— start —

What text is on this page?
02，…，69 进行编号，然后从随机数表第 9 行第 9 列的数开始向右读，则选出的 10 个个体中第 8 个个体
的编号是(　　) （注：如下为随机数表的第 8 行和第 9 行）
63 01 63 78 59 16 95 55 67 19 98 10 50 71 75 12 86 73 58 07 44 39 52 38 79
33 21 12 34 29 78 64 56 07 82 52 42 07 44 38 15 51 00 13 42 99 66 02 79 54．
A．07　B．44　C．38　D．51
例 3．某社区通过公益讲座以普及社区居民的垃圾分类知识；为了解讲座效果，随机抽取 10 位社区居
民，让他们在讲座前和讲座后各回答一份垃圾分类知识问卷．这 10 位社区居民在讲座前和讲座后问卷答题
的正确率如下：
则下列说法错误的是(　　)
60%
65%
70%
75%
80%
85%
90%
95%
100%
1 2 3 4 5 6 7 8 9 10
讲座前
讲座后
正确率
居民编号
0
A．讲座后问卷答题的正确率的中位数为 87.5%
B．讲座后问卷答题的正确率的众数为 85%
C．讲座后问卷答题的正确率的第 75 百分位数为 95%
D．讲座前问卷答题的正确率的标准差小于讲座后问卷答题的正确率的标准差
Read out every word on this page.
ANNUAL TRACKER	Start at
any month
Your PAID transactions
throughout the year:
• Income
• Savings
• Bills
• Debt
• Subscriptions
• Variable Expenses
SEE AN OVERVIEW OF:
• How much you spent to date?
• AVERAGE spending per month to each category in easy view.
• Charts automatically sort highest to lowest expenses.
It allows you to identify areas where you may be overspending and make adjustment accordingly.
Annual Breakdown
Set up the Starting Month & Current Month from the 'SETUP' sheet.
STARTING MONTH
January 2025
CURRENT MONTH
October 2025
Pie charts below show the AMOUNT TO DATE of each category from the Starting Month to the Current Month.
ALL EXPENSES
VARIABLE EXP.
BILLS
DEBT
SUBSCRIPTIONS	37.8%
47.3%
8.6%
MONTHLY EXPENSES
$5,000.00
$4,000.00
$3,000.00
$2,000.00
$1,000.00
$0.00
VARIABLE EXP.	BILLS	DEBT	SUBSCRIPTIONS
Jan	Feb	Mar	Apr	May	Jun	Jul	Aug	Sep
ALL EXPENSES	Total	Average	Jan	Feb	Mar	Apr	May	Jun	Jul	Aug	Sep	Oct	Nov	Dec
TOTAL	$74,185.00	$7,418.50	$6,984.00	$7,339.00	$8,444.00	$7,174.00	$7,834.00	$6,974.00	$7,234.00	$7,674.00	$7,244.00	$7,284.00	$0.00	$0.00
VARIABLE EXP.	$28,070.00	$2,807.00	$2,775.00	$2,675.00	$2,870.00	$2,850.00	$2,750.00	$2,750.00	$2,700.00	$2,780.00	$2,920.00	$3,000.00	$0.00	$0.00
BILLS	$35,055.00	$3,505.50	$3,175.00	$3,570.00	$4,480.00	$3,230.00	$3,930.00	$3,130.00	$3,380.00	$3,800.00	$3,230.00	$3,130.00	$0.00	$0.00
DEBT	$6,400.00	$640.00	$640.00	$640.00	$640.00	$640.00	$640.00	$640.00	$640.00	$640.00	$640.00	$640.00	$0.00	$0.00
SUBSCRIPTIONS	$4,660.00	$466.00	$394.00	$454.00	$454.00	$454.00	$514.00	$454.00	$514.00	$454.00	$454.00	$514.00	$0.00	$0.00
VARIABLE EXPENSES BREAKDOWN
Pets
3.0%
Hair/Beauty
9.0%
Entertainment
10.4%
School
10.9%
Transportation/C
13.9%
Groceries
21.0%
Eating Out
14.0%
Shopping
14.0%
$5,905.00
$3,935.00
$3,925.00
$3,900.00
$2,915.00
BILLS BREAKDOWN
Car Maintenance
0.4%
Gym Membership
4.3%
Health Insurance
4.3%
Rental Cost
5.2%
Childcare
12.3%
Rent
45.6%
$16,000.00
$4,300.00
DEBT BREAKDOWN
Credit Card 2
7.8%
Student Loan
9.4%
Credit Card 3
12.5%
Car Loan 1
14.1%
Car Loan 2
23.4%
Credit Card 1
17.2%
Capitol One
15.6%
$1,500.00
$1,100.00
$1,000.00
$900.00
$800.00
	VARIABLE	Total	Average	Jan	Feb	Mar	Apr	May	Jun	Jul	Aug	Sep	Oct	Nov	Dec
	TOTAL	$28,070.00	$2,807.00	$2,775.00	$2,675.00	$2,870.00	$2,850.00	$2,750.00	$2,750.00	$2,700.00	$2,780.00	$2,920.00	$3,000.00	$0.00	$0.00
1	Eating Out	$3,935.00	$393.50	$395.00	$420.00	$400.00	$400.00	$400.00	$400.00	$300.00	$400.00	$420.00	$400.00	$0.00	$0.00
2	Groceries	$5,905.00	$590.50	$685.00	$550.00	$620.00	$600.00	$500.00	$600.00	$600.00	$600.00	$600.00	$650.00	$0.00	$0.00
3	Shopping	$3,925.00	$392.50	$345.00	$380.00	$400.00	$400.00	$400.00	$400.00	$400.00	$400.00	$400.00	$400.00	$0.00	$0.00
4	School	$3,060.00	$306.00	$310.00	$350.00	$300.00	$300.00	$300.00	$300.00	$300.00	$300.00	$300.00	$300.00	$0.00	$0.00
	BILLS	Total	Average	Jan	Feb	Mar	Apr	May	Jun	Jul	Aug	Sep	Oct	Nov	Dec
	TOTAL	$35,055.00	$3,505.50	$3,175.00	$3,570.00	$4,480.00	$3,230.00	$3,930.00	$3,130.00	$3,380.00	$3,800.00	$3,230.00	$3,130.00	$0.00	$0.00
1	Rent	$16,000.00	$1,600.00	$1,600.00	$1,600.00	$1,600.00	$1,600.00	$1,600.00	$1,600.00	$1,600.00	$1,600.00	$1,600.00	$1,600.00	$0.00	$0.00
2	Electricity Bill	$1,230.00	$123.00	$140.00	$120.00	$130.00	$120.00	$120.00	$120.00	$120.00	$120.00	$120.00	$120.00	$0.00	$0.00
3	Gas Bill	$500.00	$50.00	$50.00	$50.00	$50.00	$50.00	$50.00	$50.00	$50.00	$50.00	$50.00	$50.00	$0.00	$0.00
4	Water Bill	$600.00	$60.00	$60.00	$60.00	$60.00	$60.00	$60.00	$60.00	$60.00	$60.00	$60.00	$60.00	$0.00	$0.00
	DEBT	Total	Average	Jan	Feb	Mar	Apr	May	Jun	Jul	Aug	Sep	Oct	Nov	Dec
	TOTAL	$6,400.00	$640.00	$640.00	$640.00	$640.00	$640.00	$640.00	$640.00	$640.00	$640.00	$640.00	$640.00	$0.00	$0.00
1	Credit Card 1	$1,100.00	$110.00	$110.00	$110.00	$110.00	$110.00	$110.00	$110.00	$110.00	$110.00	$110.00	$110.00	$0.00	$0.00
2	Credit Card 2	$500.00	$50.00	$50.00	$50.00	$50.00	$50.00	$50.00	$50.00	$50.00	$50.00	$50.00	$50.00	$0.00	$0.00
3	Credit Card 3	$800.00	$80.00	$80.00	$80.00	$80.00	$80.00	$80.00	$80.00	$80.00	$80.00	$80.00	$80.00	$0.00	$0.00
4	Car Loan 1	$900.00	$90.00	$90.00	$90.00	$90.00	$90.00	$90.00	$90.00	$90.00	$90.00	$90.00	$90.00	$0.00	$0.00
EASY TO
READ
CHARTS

— end —

▶ _DESCRIPTION OF THE TASK_
Identify how many lines in the entries above contain the word "Eating" and provide only that figure.

▶ _TASK ANSWER_
2